▶ Problem to solve: Reproduce the material word for word, starting at its first line and ending at the line that contains "matrix-cell: 400 — [417, 66, 442, 91]". Include both of those lines.

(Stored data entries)

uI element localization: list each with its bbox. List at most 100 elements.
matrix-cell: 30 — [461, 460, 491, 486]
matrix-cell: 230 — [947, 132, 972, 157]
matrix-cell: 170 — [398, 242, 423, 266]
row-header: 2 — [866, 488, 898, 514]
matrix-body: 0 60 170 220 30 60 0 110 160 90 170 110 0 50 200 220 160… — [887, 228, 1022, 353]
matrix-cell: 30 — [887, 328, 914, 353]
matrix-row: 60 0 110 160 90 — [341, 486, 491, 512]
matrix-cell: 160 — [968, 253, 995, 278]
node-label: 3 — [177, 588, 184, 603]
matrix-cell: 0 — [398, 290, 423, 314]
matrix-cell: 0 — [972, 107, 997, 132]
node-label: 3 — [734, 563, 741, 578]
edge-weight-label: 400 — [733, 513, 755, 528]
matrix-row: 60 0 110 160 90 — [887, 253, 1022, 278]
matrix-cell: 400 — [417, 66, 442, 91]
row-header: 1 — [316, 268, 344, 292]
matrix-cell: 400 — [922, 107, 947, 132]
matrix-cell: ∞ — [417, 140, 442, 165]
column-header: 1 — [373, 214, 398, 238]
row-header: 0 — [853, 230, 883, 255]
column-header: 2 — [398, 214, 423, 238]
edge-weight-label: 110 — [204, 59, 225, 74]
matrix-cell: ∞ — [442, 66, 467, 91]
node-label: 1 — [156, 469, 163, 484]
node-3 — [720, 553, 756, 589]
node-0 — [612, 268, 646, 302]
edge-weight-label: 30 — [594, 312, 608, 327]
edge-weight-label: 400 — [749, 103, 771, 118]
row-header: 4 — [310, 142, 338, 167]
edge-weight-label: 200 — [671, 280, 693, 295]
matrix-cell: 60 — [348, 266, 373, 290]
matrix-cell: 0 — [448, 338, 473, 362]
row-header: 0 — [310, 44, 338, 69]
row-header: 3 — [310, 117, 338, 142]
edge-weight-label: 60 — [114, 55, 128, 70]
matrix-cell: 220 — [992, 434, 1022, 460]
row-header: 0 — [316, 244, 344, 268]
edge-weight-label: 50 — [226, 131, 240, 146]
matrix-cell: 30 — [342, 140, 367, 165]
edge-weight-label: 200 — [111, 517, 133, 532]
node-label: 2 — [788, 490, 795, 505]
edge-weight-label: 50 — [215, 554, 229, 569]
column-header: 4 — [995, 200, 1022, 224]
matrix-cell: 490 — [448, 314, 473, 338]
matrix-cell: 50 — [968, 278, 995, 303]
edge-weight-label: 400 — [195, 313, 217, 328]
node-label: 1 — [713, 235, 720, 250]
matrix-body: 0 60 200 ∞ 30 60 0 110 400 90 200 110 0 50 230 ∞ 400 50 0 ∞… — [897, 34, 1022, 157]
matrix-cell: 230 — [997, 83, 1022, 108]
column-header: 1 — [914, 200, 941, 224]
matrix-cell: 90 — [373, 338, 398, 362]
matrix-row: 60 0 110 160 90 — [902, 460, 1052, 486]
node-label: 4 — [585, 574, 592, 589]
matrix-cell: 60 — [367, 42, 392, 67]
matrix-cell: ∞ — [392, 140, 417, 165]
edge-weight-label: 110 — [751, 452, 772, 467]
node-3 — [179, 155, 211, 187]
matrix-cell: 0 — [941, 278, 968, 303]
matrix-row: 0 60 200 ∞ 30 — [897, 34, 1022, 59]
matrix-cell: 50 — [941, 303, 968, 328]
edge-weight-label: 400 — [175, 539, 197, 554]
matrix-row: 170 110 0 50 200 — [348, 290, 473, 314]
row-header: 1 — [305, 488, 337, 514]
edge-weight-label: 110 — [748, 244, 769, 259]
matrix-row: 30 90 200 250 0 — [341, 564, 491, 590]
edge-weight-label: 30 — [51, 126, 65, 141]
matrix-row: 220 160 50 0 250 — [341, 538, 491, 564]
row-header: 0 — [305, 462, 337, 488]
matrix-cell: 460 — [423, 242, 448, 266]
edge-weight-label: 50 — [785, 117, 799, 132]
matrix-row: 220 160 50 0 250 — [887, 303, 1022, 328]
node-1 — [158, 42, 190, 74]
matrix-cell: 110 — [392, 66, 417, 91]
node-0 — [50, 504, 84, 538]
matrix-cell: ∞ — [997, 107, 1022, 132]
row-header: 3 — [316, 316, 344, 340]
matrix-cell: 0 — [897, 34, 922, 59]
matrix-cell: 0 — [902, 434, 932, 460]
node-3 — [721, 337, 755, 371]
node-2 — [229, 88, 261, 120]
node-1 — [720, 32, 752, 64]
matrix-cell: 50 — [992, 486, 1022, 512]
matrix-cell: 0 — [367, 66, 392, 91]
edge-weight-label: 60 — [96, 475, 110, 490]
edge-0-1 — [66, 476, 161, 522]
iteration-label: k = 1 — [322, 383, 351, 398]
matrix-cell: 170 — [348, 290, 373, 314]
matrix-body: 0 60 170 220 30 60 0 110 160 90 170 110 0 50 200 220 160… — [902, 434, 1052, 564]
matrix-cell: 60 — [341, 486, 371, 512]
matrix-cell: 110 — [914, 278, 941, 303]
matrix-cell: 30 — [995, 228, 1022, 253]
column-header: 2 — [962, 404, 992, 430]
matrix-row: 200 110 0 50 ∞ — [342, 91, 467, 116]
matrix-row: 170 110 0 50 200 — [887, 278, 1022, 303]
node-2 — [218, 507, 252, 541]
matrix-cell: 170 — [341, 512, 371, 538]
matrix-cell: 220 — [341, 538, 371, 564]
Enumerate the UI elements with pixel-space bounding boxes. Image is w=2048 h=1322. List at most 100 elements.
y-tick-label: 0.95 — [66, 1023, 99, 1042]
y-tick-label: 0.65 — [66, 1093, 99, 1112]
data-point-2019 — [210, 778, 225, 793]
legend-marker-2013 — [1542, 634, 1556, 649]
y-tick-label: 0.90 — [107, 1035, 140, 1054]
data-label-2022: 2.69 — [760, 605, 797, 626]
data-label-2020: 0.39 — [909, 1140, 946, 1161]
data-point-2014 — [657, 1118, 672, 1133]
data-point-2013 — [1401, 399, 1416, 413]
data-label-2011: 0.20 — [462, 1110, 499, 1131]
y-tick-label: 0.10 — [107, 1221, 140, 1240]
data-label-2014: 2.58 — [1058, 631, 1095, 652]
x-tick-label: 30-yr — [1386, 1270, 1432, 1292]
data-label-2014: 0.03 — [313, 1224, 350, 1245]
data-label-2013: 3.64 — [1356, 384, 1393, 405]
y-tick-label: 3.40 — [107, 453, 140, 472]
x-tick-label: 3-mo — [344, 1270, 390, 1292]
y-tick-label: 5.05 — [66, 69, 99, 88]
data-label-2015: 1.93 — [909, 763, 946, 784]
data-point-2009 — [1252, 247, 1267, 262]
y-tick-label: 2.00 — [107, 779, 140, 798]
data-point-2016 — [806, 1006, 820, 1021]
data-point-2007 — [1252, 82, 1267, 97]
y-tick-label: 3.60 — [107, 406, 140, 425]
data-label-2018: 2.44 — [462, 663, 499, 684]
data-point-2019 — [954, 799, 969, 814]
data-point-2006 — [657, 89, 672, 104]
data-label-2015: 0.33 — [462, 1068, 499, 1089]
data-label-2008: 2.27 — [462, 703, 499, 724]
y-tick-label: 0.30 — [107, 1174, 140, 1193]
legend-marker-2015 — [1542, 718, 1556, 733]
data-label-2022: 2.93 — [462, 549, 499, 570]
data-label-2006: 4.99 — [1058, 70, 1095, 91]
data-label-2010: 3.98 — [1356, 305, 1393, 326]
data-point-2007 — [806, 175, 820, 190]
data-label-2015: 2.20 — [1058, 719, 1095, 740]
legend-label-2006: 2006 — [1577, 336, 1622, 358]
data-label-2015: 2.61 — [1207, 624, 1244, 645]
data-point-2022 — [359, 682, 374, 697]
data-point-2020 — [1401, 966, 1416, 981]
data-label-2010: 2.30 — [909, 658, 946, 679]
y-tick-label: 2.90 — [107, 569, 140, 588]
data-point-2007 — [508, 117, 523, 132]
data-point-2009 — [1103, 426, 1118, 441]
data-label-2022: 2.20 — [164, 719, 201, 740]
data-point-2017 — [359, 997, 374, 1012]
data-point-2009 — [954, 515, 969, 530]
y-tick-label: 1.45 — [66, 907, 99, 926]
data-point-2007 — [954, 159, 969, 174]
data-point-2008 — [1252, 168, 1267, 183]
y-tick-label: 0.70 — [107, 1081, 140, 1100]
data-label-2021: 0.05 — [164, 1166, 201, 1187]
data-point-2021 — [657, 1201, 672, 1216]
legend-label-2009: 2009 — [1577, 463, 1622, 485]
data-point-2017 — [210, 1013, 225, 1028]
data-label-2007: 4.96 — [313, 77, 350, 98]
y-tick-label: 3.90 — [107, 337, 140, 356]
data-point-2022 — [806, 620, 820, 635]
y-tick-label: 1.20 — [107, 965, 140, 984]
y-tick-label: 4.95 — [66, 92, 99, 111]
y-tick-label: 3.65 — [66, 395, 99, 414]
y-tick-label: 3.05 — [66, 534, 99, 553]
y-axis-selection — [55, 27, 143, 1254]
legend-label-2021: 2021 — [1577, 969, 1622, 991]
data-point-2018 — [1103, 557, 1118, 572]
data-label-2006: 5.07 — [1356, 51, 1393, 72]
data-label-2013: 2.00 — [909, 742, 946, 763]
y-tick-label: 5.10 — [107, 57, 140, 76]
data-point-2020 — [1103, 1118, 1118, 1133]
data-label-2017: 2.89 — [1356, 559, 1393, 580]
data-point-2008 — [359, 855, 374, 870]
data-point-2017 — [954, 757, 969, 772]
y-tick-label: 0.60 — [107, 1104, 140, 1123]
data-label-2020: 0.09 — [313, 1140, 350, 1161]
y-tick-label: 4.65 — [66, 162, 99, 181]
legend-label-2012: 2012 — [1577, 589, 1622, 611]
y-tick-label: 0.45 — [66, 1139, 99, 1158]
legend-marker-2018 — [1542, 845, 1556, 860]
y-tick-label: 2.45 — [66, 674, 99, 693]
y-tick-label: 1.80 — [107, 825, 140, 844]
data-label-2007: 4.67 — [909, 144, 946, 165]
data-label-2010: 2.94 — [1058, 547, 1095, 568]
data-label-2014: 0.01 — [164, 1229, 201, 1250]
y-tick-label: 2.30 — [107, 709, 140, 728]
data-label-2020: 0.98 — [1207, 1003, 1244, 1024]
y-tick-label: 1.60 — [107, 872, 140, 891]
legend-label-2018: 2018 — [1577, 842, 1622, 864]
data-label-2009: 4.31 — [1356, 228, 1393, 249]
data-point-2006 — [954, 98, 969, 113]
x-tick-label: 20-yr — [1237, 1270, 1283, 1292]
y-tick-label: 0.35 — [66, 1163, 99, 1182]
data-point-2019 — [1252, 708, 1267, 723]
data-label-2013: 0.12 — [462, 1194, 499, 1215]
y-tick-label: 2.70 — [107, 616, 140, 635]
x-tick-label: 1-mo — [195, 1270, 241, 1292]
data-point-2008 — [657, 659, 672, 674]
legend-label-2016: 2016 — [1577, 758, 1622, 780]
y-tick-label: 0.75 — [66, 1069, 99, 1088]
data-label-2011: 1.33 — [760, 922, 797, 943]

▶ Solution for this problem:
uI element localization: list each with its bbox. List at most 100 elements.
matrix-cell: 30 — [461, 460, 491, 486]
matrix-cell: 230 — [947, 132, 972, 157]
matrix-cell: 170 — [398, 242, 423, 266]
row-header: 2 — [866, 488, 898, 514]
matrix-body: 0 60 170 220 30 60 0 110 160 90 170 110 0 50 200 220 160… — [887, 228, 1022, 353]
matrix-cell: 30 — [887, 328, 914, 353]
matrix-row: 60 0 110 160 90 — [341, 486, 491, 512]
matrix-cell: 160 — [968, 253, 995, 278]
node-label: 3 — [177, 588, 184, 603]
matrix-cell: 0 — [398, 290, 423, 314]
matrix-cell: 0 — [972, 107, 997, 132]
node-label: 3 — [734, 563, 741, 578]
edge-weight-label: 400 — [733, 513, 755, 528]
matrix-row: 60 0 110 160 90 — [887, 253, 1022, 278]
matrix-cell: 400 — [417, 66, 442, 91]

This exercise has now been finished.